Aim of the exercise: In the entries below, how many lines hold the string "label"? Give only the number.

****************************************

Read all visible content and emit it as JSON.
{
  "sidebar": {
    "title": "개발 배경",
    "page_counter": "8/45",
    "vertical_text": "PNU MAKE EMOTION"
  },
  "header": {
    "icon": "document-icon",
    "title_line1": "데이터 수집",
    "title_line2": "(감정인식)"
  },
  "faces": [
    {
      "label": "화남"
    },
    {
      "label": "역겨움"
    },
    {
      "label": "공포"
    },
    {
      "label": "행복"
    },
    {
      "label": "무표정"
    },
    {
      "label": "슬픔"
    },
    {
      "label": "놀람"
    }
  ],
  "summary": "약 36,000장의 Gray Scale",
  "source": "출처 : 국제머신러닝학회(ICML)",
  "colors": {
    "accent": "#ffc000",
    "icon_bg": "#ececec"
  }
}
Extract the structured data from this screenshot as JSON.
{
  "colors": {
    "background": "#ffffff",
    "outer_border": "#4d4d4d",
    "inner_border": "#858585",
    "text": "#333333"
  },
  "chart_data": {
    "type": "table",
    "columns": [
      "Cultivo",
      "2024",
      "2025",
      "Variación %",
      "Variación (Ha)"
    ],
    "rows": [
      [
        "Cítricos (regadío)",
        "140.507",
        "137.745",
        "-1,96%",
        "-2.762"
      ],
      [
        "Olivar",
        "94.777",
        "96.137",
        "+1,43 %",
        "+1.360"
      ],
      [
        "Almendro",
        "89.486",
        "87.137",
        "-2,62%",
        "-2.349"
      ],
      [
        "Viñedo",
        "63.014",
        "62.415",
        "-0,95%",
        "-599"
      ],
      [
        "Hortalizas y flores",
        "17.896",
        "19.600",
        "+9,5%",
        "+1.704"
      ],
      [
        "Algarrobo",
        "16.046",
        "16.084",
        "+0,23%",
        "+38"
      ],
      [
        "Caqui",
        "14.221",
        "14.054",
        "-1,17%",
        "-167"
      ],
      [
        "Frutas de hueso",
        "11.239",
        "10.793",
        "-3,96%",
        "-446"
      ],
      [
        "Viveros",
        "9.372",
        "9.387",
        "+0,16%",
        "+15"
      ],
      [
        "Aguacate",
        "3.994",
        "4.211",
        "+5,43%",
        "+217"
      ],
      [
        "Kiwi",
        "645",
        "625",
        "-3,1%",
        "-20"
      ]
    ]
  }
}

****************************************

Task output: 7